=== Exercise material ===
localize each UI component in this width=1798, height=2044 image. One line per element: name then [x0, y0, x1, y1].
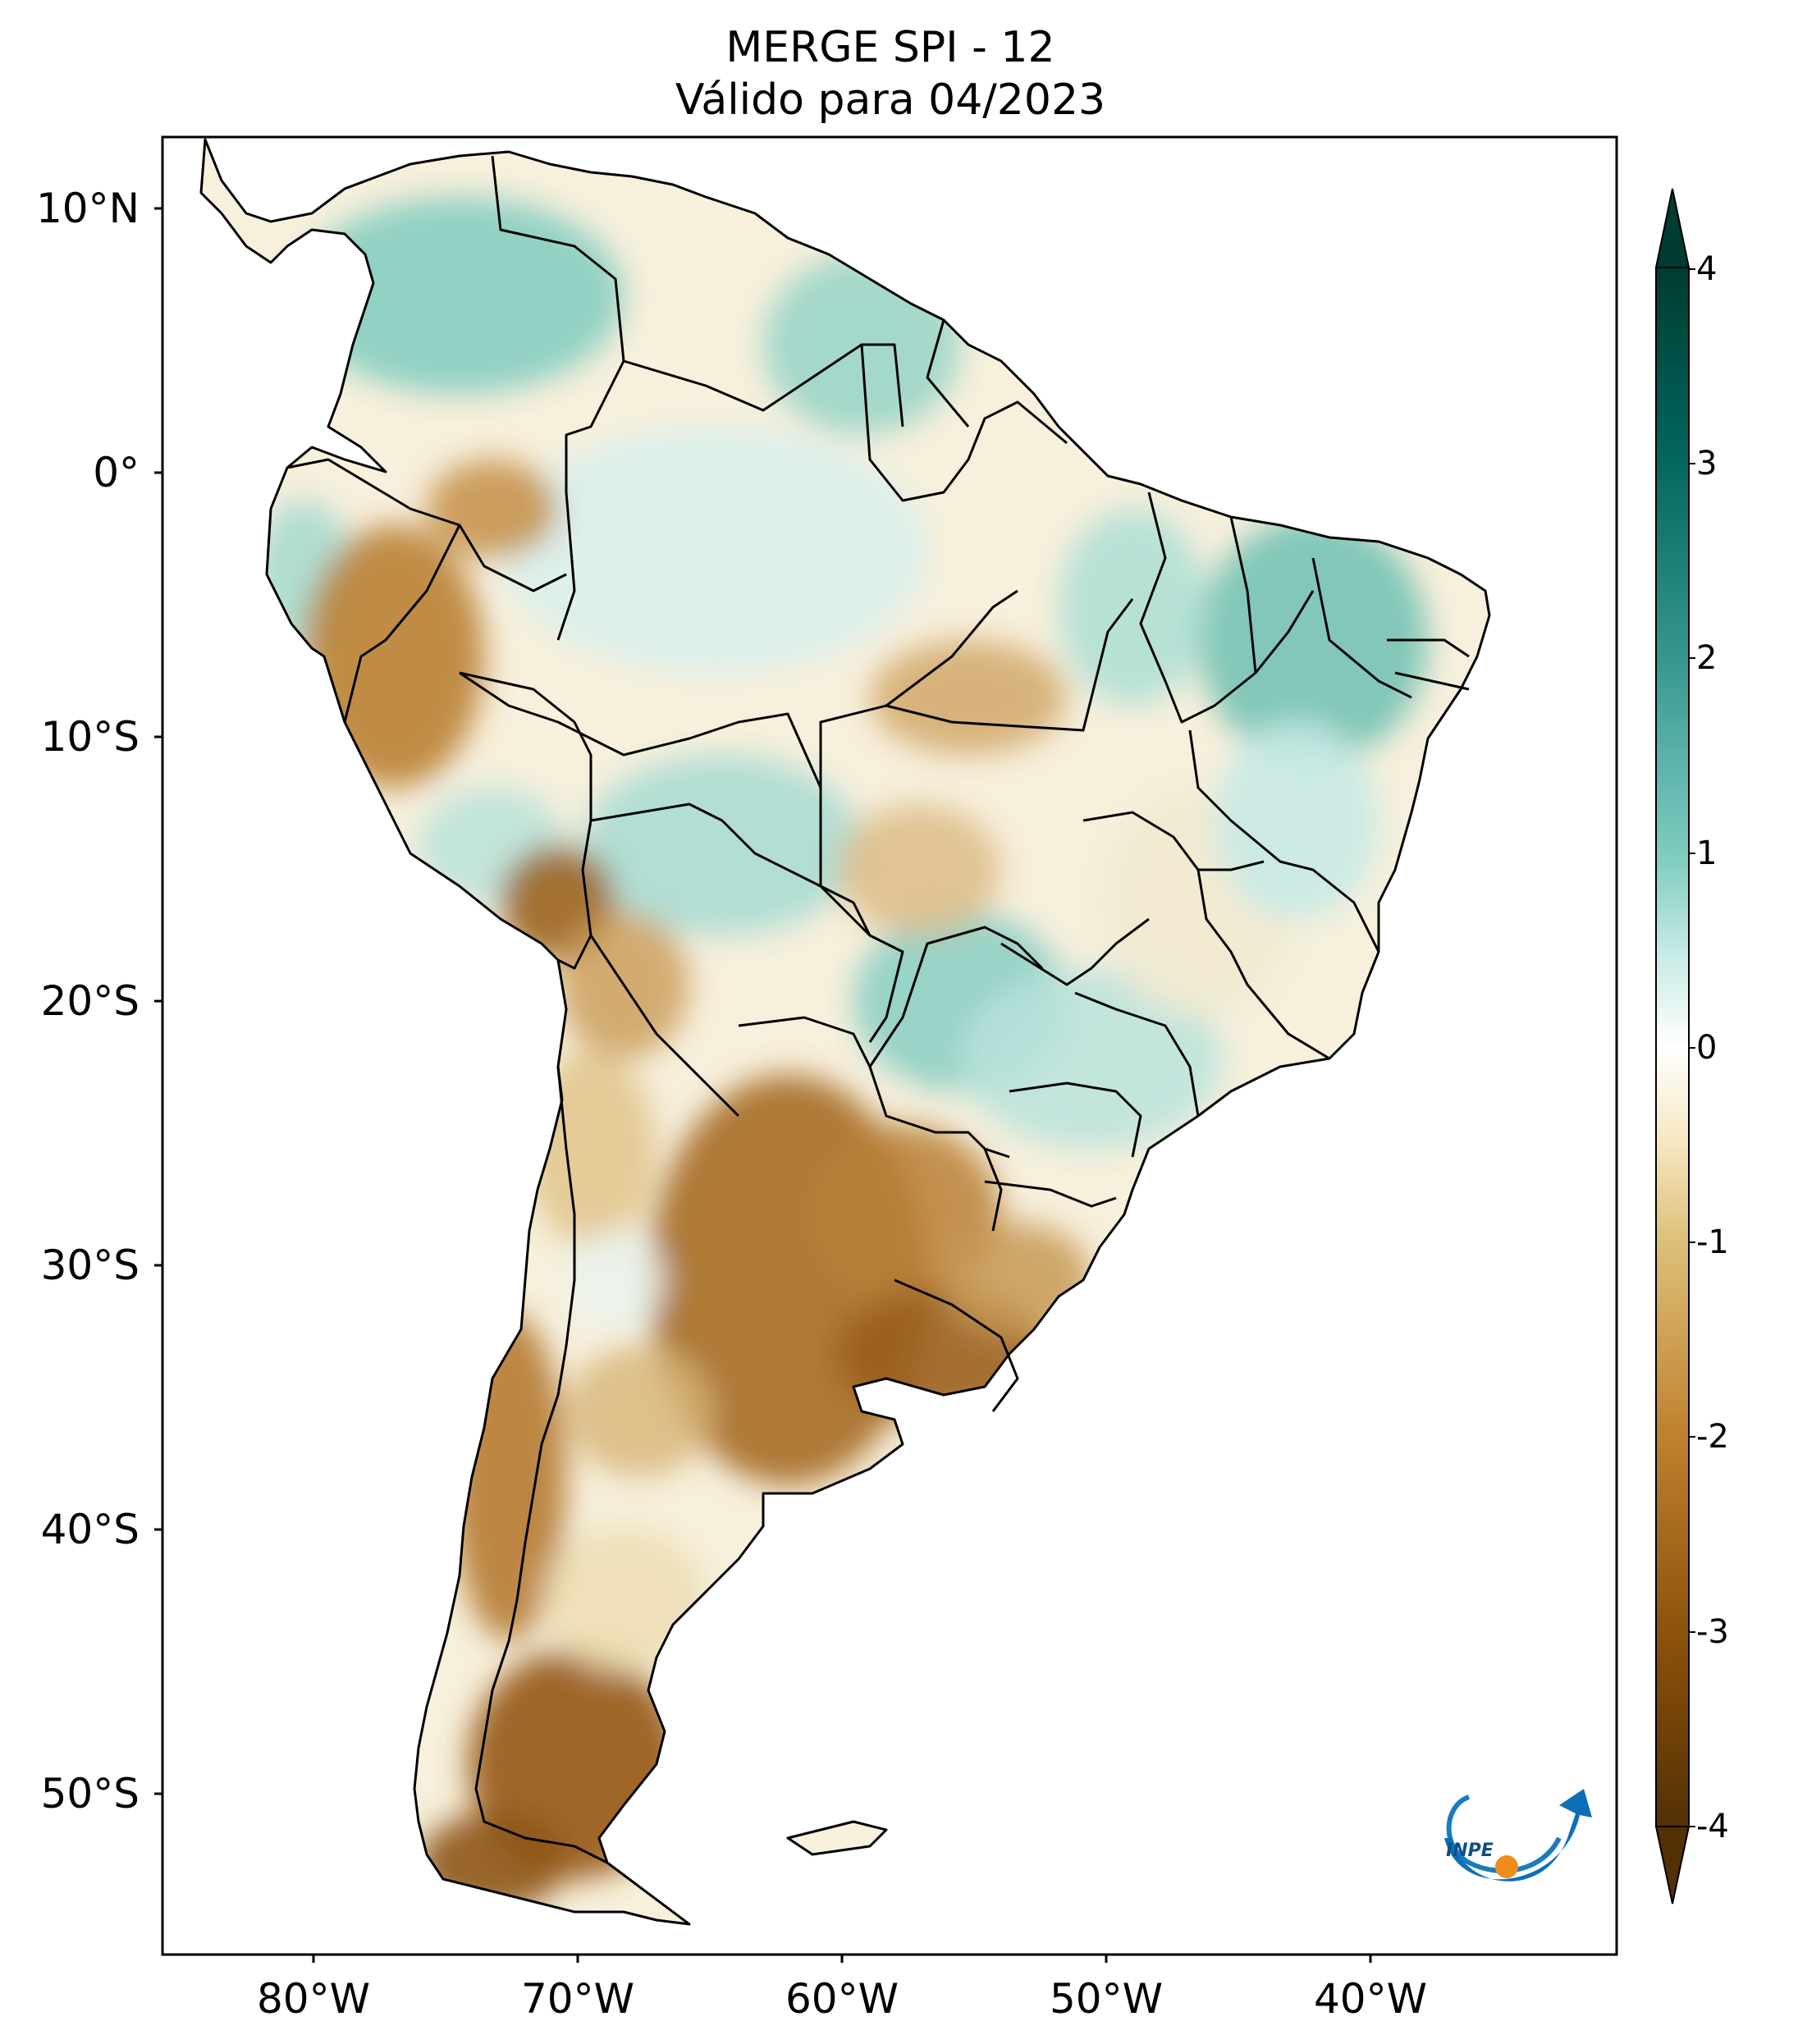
- colorbar-label: -3: [1696, 1613, 1729, 1651]
- lon-tick-label: 50°W: [1049, 1975, 1164, 2023]
- lon-tick-label: 60°W: [785, 1975, 899, 2023]
- map-subtitle: Válido para 04/2023: [675, 75, 1106, 125]
- country-borders: [199, 138, 1491, 1926]
- axis-ticks: [154, 207, 1372, 1963]
- inpe-logo-text: INPE: [1446, 1841, 1494, 1861]
- lat-tick-label: 50°S: [40, 1770, 140, 1818]
- lat-tick-label: 10°S: [40, 713, 140, 761]
- colorbar-label: -2: [1696, 1418, 1729, 1456]
- inpe-logo-icon: INPE: [1444, 1789, 1592, 1882]
- lat-tick-label: 30°S: [40, 1241, 140, 1289]
- lon-tick-label: 70°W: [520, 1975, 635, 2023]
- colorbar-scale: [1655, 267, 1690, 1827]
- colorbar-label: 1: [1696, 835, 1718, 872]
- lon-tick-label: 40°W: [1313, 1975, 1428, 2023]
- colorbar-label: 3: [1696, 445, 1718, 482]
- lat-tick-label: 0°: [93, 449, 140, 496]
- colorbar-label: 0: [1696, 1029, 1718, 1067]
- colorbar-max-arrow: [1654, 188, 1690, 268]
- colorbar-label: 4: [1696, 250, 1718, 288]
- colorbar-min-arrow: [1654, 1826, 1690, 1905]
- lat-tick-label: 10°N: [35, 185, 140, 232]
- colorbar: [1654, 188, 1695, 1905]
- map-title: MERGE SPI - 12: [725, 23, 1055, 72]
- lat-tick-label: 20°S: [40, 977, 140, 1025]
- lon-tick-label: 80°W: [256, 1975, 371, 2023]
- map-frame: [161, 135, 1618, 1956]
- colorbar-label: -4: [1696, 1808, 1729, 1845]
- colorbar-label: -1: [1696, 1223, 1729, 1261]
- colorbar-label: 2: [1696, 639, 1718, 677]
- lat-tick-label: 40°S: [40, 1506, 140, 1553]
===
Requirement: Copy every line of the entries above without changing any of it, and leave out the pictures.

Exercise answer:
localize each UI component in this width=1798, height=2044 image. One line per element: name then [x0, y0, x1, y1].
- colorbar-label: -3: [1696, 1613, 1729, 1651]
- lon-tick-label: 50°W: [1049, 1975, 1164, 2023]
- lon-tick-label: 60°W: [785, 1975, 899, 2023]
- map-subtitle: Válido para 04/2023: [675, 75, 1106, 125]
- country-borders: [199, 138, 1491, 1926]
- axis-ticks: [154, 207, 1372, 1963]
- inpe-logo-text: INPE: [1446, 1841, 1494, 1861]
- lat-tick-label: 50°S: [40, 1770, 140, 1818]
- lat-tick-label: 10°S: [40, 713, 140, 761]
- colorbar-label: -2: [1696, 1418, 1729, 1456]
- inpe-logo-icon: INPE: [1444, 1789, 1592, 1882]
- lat-tick-label: 30°S: [40, 1241, 140, 1289]
- lon-tick-label: 70°W: [520, 1975, 635, 2023]
- colorbar-scale: [1655, 267, 1690, 1827]
- colorbar-label: 1: [1696, 835, 1718, 872]
- lon-tick-label: 40°W: [1313, 1975, 1428, 2023]
- colorbar-label: 3: [1696, 445, 1718, 482]
- lat-tick-label: 0°: [93, 449, 140, 496]
- colorbar-label: 0: [1696, 1029, 1718, 1067]
- colorbar-max-arrow: [1654, 188, 1690, 268]
- colorbar-label: 4: [1696, 250, 1718, 288]
- colorbar-min-arrow: [1654, 1826, 1690, 1905]
- lat-tick-label: 10°N: [35, 185, 140, 232]
- colorbar: [1654, 188, 1695, 1905]
- map-title: MERGE SPI - 12: [725, 23, 1055, 72]
- lat-tick-label: 20°S: [40, 977, 140, 1025]
- lon-tick-label: 80°W: [256, 1975, 371, 2023]
- map-frame: [161, 135, 1618, 1956]
- colorbar-label: -4: [1696, 1808, 1729, 1845]
- colorbar-label: -1: [1696, 1223, 1729, 1261]
- colorbar-label: 2: [1696, 639, 1718, 677]
- lat-tick-label: 40°S: [40, 1506, 140, 1553]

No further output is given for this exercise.